[Begin RECORDS PROVIDED]

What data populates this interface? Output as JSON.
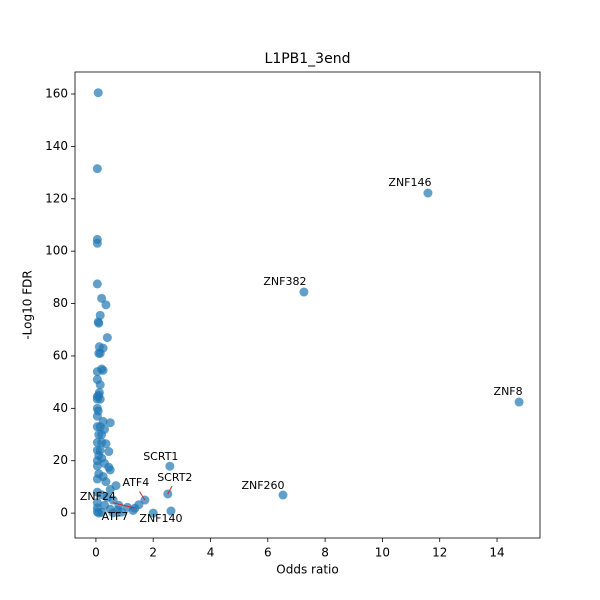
{
  "chart_data": {
    "type": "scatter",
    "title": "L1PB1_3end",
    "x_label": "Odds ratio",
    "y_label": "-Log10 FDR",
    "color": "#1f77b4",
    "xlim": [
      -0.73,
      15.5
    ],
    "ylim": [
      -9.5,
      168.4
    ],
    "xticks": [
      0,
      2,
      4,
      6,
      8,
      10,
      12,
      14
    ],
    "yticks": [
      0,
      20,
      40,
      60,
      80,
      100,
      120,
      140,
      160
    ],
    "x": [
      11.59,
      7.26,
      14.77,
      6.53,
      2.58,
      2.51,
      2.62,
      2.0,
      1.71,
      1.36,
      0.77,
      0.08,
      0.05,
      0.05,
      0.05,
      0.05,
      0.2,
      0.35,
      0.15,
      0.08,
      0.1,
      0.4,
      0.12,
      0.25,
      0.1,
      0.15,
      0.05,
      0.2,
      0.25,
      0.05,
      0.15,
      0.12,
      0.1,
      0.05,
      0.05,
      0.15,
      0.05,
      0.08,
      0.05,
      0.5,
      0.25,
      0.05,
      0.15,
      0.3,
      0.1,
      0.2,
      0.05,
      0.2,
      0.35,
      0.05,
      0.15,
      0.45,
      0.1,
      0.05,
      0.2,
      0.05,
      0.3,
      0.45,
      0.5,
      0.1,
      0.05,
      0.25,
      0.35,
      0.7,
      0.5,
      0.05,
      0.2,
      0.4,
      0.6,
      0.05,
      0.3,
      0.8,
      1.1,
      0.05,
      0.5,
      1.3,
      0.05,
      0.2,
      0.9,
      0.1,
      0.6,
      1.5
    ],
    "y": [
      122.2,
      84.4,
      42.4,
      6.9,
      17.9,
      7.3,
      0.8,
      0,
      5.0,
      1.9,
      1.1,
      160.5,
      131.5,
      104.5,
      103,
      87.5,
      82,
      79.5,
      75.5,
      73,
      72.5,
      67,
      63.5,
      63,
      61,
      61,
      54,
      55,
      54.5,
      51,
      49,
      46,
      45,
      44.5,
      43.5,
      43.5,
      40,
      39,
      37,
      34.5,
      35,
      33,
      33,
      32,
      30,
      30,
      27,
      27,
      26.5,
      24,
      24,
      23.5,
      22,
      20,
      21,
      18,
      19,
      17.5,
      16.5,
      15,
      13,
      14,
      12,
      10.5,
      9,
      8,
      7,
      6,
      5,
      4,
      3,
      3,
      2.2,
      2,
      1.5,
      1,
      0.5,
      0.3,
      0.4,
      0,
      0.1,
      3.2
    ],
    "annotations": [
      {
        "text": "ZNF146",
        "point": 0
      },
      {
        "text": "ZNF382",
        "point": 1
      },
      {
        "text": "ZNF8",
        "point": 2
      },
      {
        "text": "ZNF260",
        "point": 3
      },
      {
        "text": "SCRT1",
        "point": 4
      },
      {
        "text": "SCRT2",
        "point": 5
      },
      {
        "text": "ZNF140",
        "point": 6
      },
      {
        "text": "ATF4",
        "point": 8
      },
      {
        "text": "ZNF24",
        "point": 9
      },
      {
        "text": "ATF7",
        "point": 10
      }
    ]
  }
}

[End RECORDS PROVIDED]

REQUIRED TASK:
Take the records above and transcribe them exactly, dropping every picture.

EXERCISE RESULT:
What data populates this interface? Output as JSON.
{
  "chart_data": {
    "type": "scatter",
    "title": "L1PB1_3end",
    "x_label": "Odds ratio",
    "y_label": "-Log10 FDR",
    "color": "#1f77b4",
    "xlim": [
      -0.73,
      15.5
    ],
    "ylim": [
      -9.5,
      168.4
    ],
    "xticks": [
      0,
      2,
      4,
      6,
      8,
      10,
      12,
      14
    ],
    "yticks": [
      0,
      20,
      40,
      60,
      80,
      100,
      120,
      140,
      160
    ],
    "x": [
      11.59,
      7.26,
      14.77,
      6.53,
      2.58,
      2.51,
      2.62,
      2.0,
      1.71,
      1.36,
      0.77,
      0.08,
      0.05,
      0.05,
      0.05,
      0.05,
      0.2,
      0.35,
      0.15,
      0.08,
      0.1,
      0.4,
      0.12,
      0.25,
      0.1,
      0.15,
      0.05,
      0.2,
      0.25,
      0.05,
      0.15,
      0.12,
      0.1,
      0.05,
      0.05,
      0.15,
      0.05,
      0.08,
      0.05,
      0.5,
      0.25,
      0.05,
      0.15,
      0.3,
      0.1,
      0.2,
      0.05,
      0.2,
      0.35,
      0.05,
      0.15,
      0.45,
      0.1,
      0.05,
      0.2,
      0.05,
      0.3,
      0.45,
      0.5,
      0.1,
      0.05,
      0.25,
      0.35,
      0.7,
      0.5,
      0.05,
      0.2,
      0.4,
      0.6,
      0.05,
      0.3,
      0.8,
      1.1,
      0.05,
      0.5,
      1.3,
      0.05,
      0.2,
      0.9,
      0.1,
      0.6,
      1.5
    ],
    "y": [
      122.2,
      84.4,
      42.4,
      6.9,
      17.9,
      7.3,
      0.8,
      0,
      5.0,
      1.9,
      1.1,
      160.5,
      131.5,
      104.5,
      103,
      87.5,
      82,
      79.5,
      75.5,
      73,
      72.5,
      67,
      63.5,
      63,
      61,
      61,
      54,
      55,
      54.5,
      51,
      49,
      46,
      45,
      44.5,
      43.5,
      43.5,
      40,
      39,
      37,
      34.5,
      35,
      33,
      33,
      32,
      30,
      30,
      27,
      27,
      26.5,
      24,
      24,
      23.5,
      22,
      20,
      21,
      18,
      19,
      17.5,
      16.5,
      15,
      13,
      14,
      12,
      10.5,
      9,
      8,
      7,
      6,
      5,
      4,
      3,
      3,
      2.2,
      2,
      1.5,
      1,
      0.5,
      0.3,
      0.4,
      0,
      0.1,
      3.2
    ],
    "annotations": [
      {
        "text": "ZNF146",
        "point": 0
      },
      {
        "text": "ZNF382",
        "point": 1
      },
      {
        "text": "ZNF8",
        "point": 2
      },
      {
        "text": "ZNF260",
        "point": 3
      },
      {
        "text": "SCRT1",
        "point": 4
      },
      {
        "text": "SCRT2",
        "point": 5
      },
      {
        "text": "ZNF140",
        "point": 6
      },
      {
        "text": "ATF4",
        "point": 8
      },
      {
        "text": "ZNF24",
        "point": 9
      },
      {
        "text": "ATF7",
        "point": 10
      }
    ]
  }
}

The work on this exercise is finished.